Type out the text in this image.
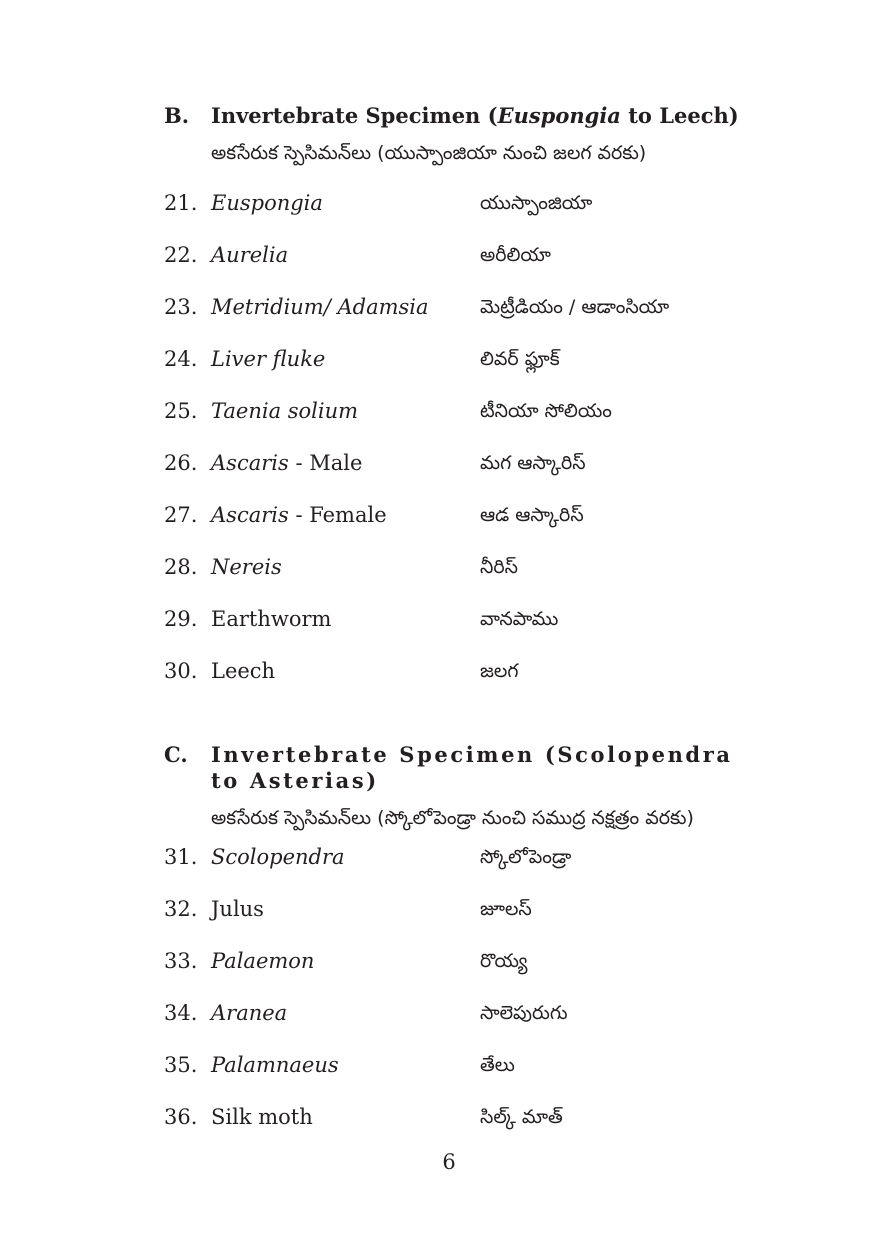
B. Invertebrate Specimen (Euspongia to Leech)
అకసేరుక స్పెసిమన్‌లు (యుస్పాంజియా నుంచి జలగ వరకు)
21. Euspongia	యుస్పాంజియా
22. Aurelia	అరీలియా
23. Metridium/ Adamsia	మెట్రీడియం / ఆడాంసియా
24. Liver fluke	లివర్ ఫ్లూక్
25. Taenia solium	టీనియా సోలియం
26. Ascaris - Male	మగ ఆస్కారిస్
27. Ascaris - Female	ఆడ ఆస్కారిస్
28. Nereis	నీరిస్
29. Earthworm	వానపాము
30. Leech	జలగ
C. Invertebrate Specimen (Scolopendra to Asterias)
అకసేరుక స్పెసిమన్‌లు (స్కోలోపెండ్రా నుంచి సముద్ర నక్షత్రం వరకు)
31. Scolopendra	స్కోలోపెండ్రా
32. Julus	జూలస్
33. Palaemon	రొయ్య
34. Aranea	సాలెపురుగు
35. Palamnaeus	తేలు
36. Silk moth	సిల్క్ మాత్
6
-.-.-
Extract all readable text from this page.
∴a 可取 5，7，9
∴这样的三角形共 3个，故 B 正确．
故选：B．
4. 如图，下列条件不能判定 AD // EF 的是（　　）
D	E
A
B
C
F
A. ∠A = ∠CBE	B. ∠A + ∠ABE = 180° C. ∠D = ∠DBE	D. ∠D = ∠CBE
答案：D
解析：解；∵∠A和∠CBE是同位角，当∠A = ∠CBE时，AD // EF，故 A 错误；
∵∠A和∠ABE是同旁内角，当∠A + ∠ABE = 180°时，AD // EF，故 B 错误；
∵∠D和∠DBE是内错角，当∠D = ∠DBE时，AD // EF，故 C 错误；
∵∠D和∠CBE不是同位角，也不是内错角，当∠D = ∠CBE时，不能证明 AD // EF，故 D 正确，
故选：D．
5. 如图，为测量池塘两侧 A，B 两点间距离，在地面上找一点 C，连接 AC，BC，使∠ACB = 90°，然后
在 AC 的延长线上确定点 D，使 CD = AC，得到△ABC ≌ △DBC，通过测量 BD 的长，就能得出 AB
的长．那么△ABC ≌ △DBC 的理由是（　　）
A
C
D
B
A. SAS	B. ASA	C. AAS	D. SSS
-.-.-
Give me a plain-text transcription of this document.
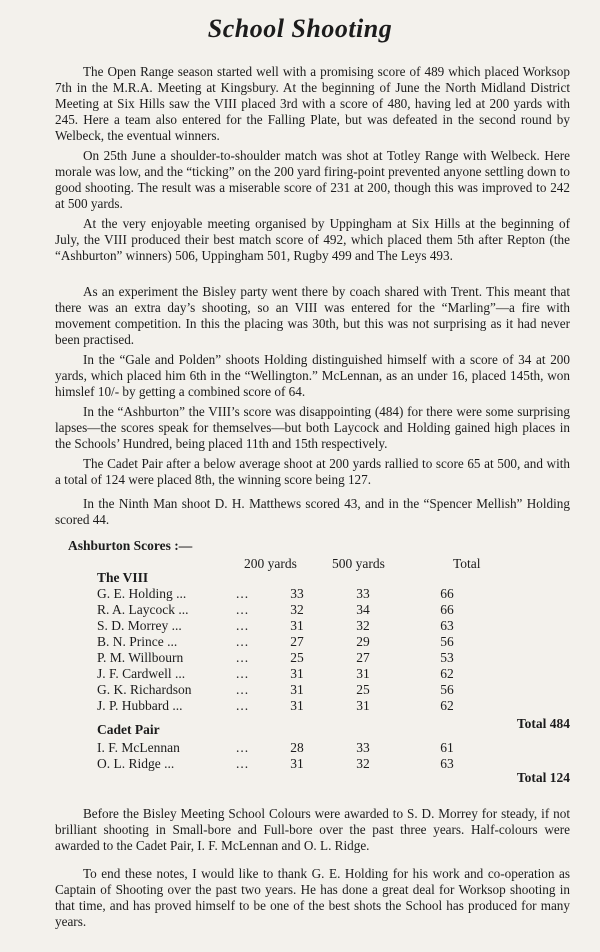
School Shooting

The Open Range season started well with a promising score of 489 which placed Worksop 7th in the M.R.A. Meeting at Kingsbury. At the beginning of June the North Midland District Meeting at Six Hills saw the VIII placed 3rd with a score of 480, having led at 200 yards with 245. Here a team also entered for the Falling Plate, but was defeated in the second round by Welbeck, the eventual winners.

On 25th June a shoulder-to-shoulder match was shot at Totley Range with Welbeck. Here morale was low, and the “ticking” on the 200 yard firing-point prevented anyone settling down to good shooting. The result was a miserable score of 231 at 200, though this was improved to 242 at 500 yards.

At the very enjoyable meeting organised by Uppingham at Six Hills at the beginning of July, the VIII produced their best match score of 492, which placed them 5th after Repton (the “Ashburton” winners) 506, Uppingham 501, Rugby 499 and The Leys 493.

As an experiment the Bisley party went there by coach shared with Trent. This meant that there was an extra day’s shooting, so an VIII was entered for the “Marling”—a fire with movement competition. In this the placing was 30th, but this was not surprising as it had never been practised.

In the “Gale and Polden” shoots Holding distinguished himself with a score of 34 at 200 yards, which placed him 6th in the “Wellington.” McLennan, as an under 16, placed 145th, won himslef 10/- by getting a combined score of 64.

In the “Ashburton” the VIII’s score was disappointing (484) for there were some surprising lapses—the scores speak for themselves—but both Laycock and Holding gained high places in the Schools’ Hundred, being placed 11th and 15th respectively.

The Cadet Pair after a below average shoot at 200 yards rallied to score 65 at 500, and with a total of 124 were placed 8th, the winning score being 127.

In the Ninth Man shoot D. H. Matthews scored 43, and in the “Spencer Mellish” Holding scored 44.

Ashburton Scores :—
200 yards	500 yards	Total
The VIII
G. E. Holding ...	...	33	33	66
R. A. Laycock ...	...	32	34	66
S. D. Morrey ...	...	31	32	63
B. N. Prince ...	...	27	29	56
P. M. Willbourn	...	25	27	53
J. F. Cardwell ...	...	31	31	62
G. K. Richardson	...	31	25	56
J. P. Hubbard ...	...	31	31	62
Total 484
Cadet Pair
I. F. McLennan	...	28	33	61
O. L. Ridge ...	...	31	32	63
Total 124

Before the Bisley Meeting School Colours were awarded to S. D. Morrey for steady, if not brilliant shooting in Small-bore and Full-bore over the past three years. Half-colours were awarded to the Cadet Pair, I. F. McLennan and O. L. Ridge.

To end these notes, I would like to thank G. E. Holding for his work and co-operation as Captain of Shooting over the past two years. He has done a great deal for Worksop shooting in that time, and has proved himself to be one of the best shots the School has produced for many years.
-.-.-
> **What you need to do**: Of the lines in this material, state how many hold the string "being". Write no other words.

> **Written answer**: 2